Listing
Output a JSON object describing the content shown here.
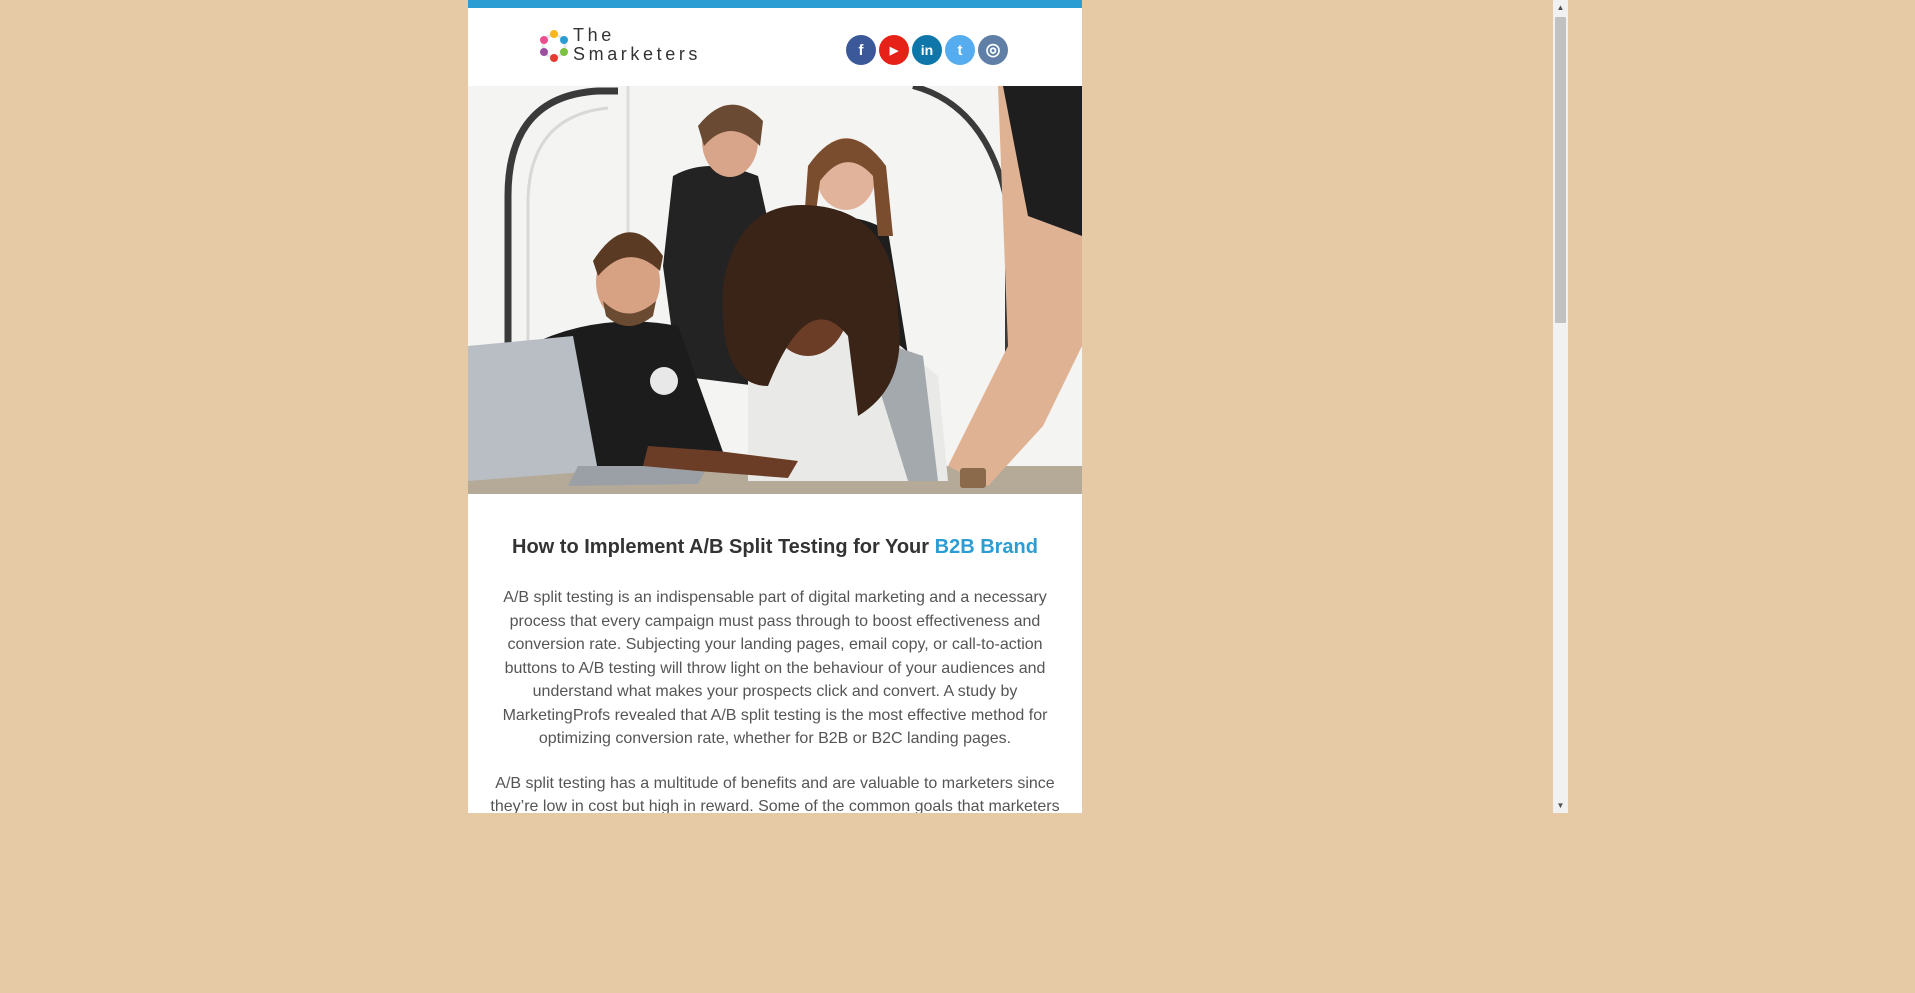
{
  "brand": {
    "line1": "The",
    "line2": "Smarketers"
  },
  "social": [
    {
      "name": "facebook-icon",
      "glyph": "f",
      "color": "#3b5998"
    },
    {
      "name": "youtube-icon",
      "glyph": "▶",
      "color": "#e62117"
    },
    {
      "name": "linkedin-icon",
      "glyph": "in",
      "color": "#0e76a8"
    },
    {
      "name": "twitter-icon",
      "glyph": "t",
      "color": "#55acee"
    },
    {
      "name": "instagram-icon",
      "glyph": "◎",
      "color": "#5f7fa6"
    }
  ],
  "article": {
    "title_main": "How to Implement A/B Split Testing for Your ",
    "title_accent": "B2B Brand",
    "paragraph1": "A/B split testing is an indispensable part of digital marketing and a necessary process that every campaign must pass through to boost effectiveness and conversion rate. Subjecting your landing pages, email copy, or call-to-action buttons to A/B testing will throw light on the behaviour of your audiences and understand what makes your prospects click and convert. A study by MarketingProfs revealed that A/B split testing is the most effective method for optimizing conversion rate, whether for B2B or B2C landing pages.",
    "paragraph2": "A/B split testing has a multitude of benefits and are valuable to marketers since they’re low in cost but high in reward. Some of the common goals that marketers"
  },
  "colors": {
    "accent": "#2b9dd3",
    "page_bg": "#e6caa6"
  }
}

Instruction
The material above must be printed exactly, with its pictures left out.

Solution
Output a JSON object describing the content shown here.
{
  "brand": {
    "line1": "The",
    "line2": "Smarketers"
  },
  "social": [
    {
      "name": "facebook-icon",
      "glyph": "f",
      "color": "#3b5998"
    },
    {
      "name": "youtube-icon",
      "glyph": "▶",
      "color": "#e62117"
    },
    {
      "name": "linkedin-icon",
      "glyph": "in",
      "color": "#0e76a8"
    },
    {
      "name": "twitter-icon",
      "glyph": "t",
      "color": "#55acee"
    },
    {
      "name": "instagram-icon",
      "glyph": "◎",
      "color": "#5f7fa6"
    }
  ],
  "article": {
    "title_main": "How to Implement A/B Split Testing for Your ",
    "title_accent": "B2B Brand",
    "paragraph1": "A/B split testing is an indispensable part of digital marketing and a necessary process that every campaign must pass through to boost effectiveness and conversion rate. Subjecting your landing pages, email copy, or call-to-action buttons to A/B testing will throw light on the behaviour of your audiences and understand what makes your prospects click and convert. A study by MarketingProfs revealed that A/B split testing is the most effective method for optimizing conversion rate, whether for B2B or B2C landing pages.",
    "paragraph2": "A/B split testing has a multitude of benefits and are valuable to marketers since they’re low in cost but high in reward. Some of the common goals that marketers"
  },
  "colors": {
    "accent": "#2b9dd3",
    "page_bg": "#e6caa6"
  }
}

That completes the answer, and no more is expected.